Editorial de la Lettre de l'IRSEM n°2-2015
Dans Essence of Decision: Explaining the Cuban Missile Crisis,
son célèbre ouvrage de référence publié en 1971, le politiste américain Graham
T. Allison se lançait dans une audacieuse tentative d'explication de la crise
des missiles de Cuba, qui en 1962 avait placé le monde au bord du gouffre
nucléaire. Réédité et augmenté en 1999, avec son collègue Phillip Zelikow, à la
lumière d'archives et de documents nouveaux, l'ouvrage gardait toute sa pertinence.
La centralité durable d'Allison dans l'analyse de la politique étrangère et
dans les bibliographies de science politique tient à la fois à l'importance de
son objet d'étude (une crise internationale d'une gravité exceptionnelle) et à
l'originalité de son approche. La question était double, la démonstration était
triple, la leçon méthodologique, unique.
La double question était : a) pourquoi les Soviétiques
ont-ils couru le risque insensé d'un acte inacceptable pour les Etats-Unis (en
installant des missiles nucléaires à quelques encablures des côtes américaines)
sans toujours prendre, du surcroît, toutes les précautions pour le dissimuler?
b) Pourquoi les Etats-Unis ont-ils opté, en guise de riposte, pour un blocus
naval dont les risques étaient multiples, et l'application, parfois hasardeuse?
La réponse se conjuguait sur trois modes, ou suivant trois modèles
d'explication. 1- le modèle rationnel, qui voudrait que toute décision soit
mûrement pesée, et retenue in fine parce qu'optimale. 2- un modèle dit
'organisationnel', qui fait dépendre davantage la décision des procédures
opérationnelles en vigueur dans un système administratif donné, pour répondre
aux défis en suivant les chaînes de commandement prévues in abstracto à
cet effet. 3- un modèle dit 'gouvernemental', qui introduit dans l'explication
l'existence de rivalités entre différents acteurs de la décision, aux
perceptions ou aux intérêts opposés. Enfin, la leçon méthodologique du travail
d'Allison est on ne peut plus claire: en posant des questions différentes, on
obtient des réponses différentes. En fonction de l'éclairage choisi, c'est une
autre dimension explicative de la crise des missiles qui apparaît, et que les
autres angles d'approches ne permettaient pas de percevoir.

▶ [ENSEMBLE DE CONSIGNES]:
**a)** Reproduisez à l'identique le passage de l'éditorial qui commence par « Editorial de la » et se termine par « leçon méthodologique, unique. ».
**b)** Extrayez chaque ligne qui contient la chaîne « lens », en tenant compte de la casse.
L'éditorial et les lignes n'ont aucun rapport entre eux.

▶ [DONNÉES FOURNIES]:

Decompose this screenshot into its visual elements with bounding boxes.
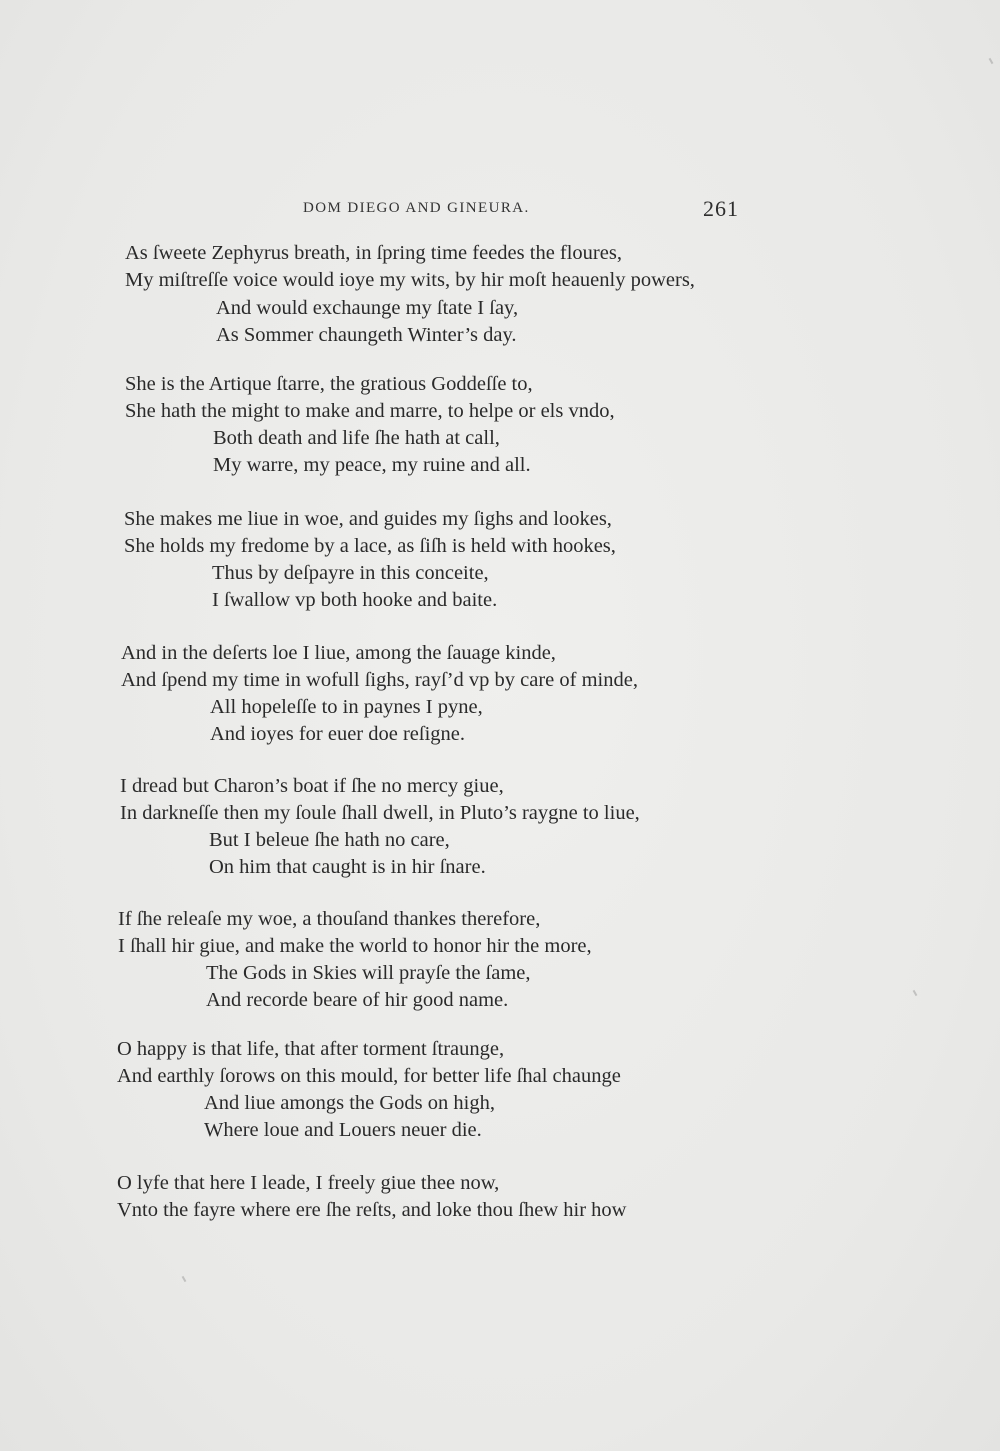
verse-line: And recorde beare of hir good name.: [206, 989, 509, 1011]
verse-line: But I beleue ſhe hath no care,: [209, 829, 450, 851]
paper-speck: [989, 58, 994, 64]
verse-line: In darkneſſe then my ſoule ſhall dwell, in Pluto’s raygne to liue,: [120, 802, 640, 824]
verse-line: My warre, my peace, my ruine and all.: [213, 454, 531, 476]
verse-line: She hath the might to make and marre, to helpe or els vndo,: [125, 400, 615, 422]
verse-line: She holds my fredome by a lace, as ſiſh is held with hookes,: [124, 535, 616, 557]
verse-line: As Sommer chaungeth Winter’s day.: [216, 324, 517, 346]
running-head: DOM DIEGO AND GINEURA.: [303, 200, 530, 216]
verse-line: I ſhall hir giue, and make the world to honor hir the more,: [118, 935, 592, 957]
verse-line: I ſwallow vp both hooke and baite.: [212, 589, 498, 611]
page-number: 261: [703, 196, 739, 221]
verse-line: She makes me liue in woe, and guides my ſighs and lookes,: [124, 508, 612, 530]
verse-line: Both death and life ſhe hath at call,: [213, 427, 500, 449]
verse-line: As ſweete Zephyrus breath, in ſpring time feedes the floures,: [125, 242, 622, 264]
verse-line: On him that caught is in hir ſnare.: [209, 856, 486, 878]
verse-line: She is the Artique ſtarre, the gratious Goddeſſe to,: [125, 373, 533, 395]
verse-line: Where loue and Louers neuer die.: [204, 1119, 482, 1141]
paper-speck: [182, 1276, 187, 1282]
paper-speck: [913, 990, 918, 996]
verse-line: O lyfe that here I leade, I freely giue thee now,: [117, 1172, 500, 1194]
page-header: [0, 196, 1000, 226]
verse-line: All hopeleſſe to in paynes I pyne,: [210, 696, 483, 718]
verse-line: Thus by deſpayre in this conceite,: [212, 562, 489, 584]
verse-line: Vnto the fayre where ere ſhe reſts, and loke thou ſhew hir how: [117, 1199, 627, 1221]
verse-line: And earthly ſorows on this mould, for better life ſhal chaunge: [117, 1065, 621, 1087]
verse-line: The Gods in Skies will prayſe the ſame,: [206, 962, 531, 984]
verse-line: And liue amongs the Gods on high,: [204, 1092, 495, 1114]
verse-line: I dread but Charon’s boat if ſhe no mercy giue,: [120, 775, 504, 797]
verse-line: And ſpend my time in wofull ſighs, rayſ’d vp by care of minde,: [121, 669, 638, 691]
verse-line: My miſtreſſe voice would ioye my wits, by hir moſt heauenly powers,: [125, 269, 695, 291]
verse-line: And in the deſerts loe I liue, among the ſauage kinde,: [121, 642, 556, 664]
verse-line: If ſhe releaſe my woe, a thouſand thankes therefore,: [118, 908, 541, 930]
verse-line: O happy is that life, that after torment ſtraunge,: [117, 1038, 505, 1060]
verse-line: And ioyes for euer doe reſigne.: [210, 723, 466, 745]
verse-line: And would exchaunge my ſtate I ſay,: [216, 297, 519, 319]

==

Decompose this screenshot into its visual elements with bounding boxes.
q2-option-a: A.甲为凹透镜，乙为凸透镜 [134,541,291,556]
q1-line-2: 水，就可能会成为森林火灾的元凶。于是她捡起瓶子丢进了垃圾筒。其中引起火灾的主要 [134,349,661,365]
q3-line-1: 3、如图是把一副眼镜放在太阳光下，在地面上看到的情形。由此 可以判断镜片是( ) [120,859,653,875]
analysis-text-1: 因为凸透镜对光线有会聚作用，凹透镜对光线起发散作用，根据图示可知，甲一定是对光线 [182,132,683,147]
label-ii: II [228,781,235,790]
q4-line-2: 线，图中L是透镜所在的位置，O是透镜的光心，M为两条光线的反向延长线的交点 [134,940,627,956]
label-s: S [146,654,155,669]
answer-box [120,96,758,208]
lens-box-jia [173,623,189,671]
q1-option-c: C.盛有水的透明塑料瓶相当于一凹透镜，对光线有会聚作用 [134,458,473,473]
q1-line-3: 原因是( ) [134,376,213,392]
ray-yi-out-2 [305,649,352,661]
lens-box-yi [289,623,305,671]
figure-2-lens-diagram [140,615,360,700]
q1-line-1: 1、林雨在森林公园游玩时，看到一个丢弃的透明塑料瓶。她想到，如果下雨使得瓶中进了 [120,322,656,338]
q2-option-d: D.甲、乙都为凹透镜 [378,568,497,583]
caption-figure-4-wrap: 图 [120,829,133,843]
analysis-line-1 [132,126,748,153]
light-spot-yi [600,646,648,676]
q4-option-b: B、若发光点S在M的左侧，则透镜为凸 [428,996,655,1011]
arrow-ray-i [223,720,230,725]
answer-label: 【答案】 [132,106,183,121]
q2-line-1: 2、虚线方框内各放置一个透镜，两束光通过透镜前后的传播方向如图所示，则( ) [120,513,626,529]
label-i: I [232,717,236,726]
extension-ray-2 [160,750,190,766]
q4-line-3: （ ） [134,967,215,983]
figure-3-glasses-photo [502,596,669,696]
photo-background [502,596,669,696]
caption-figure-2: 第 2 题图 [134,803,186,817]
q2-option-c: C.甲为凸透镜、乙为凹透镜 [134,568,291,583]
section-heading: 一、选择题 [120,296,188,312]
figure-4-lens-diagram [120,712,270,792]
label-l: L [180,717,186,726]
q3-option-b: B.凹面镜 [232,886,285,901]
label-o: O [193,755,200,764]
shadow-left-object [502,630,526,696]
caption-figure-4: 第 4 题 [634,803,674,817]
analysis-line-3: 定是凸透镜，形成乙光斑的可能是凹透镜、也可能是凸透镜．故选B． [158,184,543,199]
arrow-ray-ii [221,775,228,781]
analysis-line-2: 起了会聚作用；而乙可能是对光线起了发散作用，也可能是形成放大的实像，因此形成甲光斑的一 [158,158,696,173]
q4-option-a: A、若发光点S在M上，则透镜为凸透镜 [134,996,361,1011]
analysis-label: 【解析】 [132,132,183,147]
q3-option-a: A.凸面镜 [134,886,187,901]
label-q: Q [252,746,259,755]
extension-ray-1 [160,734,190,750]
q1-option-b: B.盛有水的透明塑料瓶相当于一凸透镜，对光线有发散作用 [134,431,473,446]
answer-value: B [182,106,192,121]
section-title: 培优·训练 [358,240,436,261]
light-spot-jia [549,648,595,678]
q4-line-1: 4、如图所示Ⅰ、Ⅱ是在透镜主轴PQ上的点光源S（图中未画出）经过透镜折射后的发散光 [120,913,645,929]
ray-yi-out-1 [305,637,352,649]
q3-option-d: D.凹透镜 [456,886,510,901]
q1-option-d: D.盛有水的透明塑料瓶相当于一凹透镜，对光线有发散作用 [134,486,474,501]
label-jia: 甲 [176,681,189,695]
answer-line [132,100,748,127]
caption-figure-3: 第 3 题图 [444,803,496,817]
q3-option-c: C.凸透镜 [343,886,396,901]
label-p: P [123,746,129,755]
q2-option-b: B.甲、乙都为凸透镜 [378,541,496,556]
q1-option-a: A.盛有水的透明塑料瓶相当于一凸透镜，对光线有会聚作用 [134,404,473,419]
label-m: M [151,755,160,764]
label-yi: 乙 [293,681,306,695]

* * *

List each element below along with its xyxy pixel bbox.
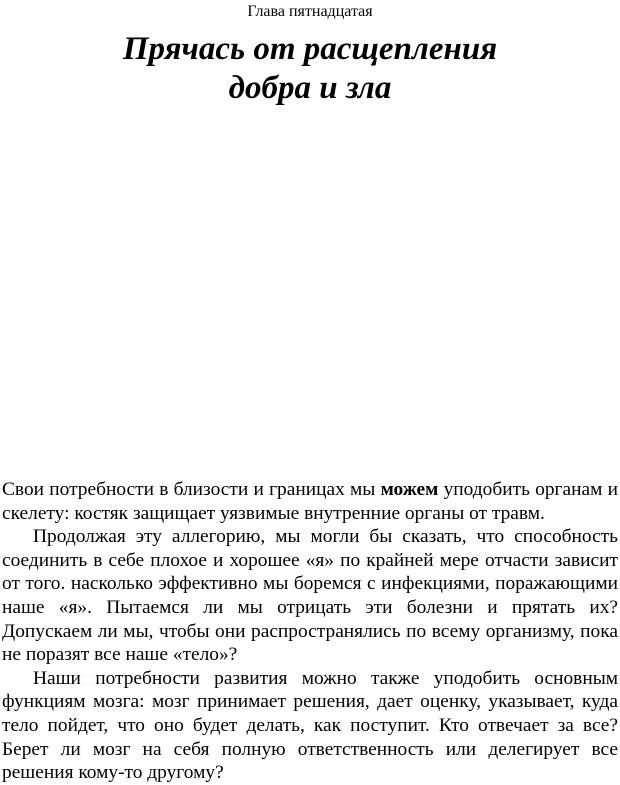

▶ [RÉPONSES PAR CONSIGNE]:
**a)**
Editorial de la Lettre de l'IRSEM n°2-2015
Dans Essence of Decision: Explaining the Cuban Missile Crisis,
son célèbre ouvrage de référence publié en 1971, le politiste américain Graham
T. Allison se lançait dans une audacieuse tentative d'explication de la crise
des missiles de Cuba, qui en 1962 avait placé le monde au bord du gouffre
nucléaire. Réédité et augmenté en 1999, avec son collègue Phillip Zelikow, à la
lumière d'archives et de documents nouveaux, l'ouvrage gardait toute sa pertinence.
La centralité durable d'Allison dans l'analyse de la politique étrangère et
dans les bibliographies de science politique tient à la fois à l'importance de
son objet d'étude (une crise internationale d'une gravité exceptionnelle) et à
l'originalité de son approche. La question était double, la démonstration était
triple, la leçon méthodologique, unique.

**b)**
lens-box-jia [173,623,189,671]
lens-box-yi [289,623,305,671]
figure-2-lens-diagram [140,615,360,700]
figure-4-lens-diagram [120,712,270,792]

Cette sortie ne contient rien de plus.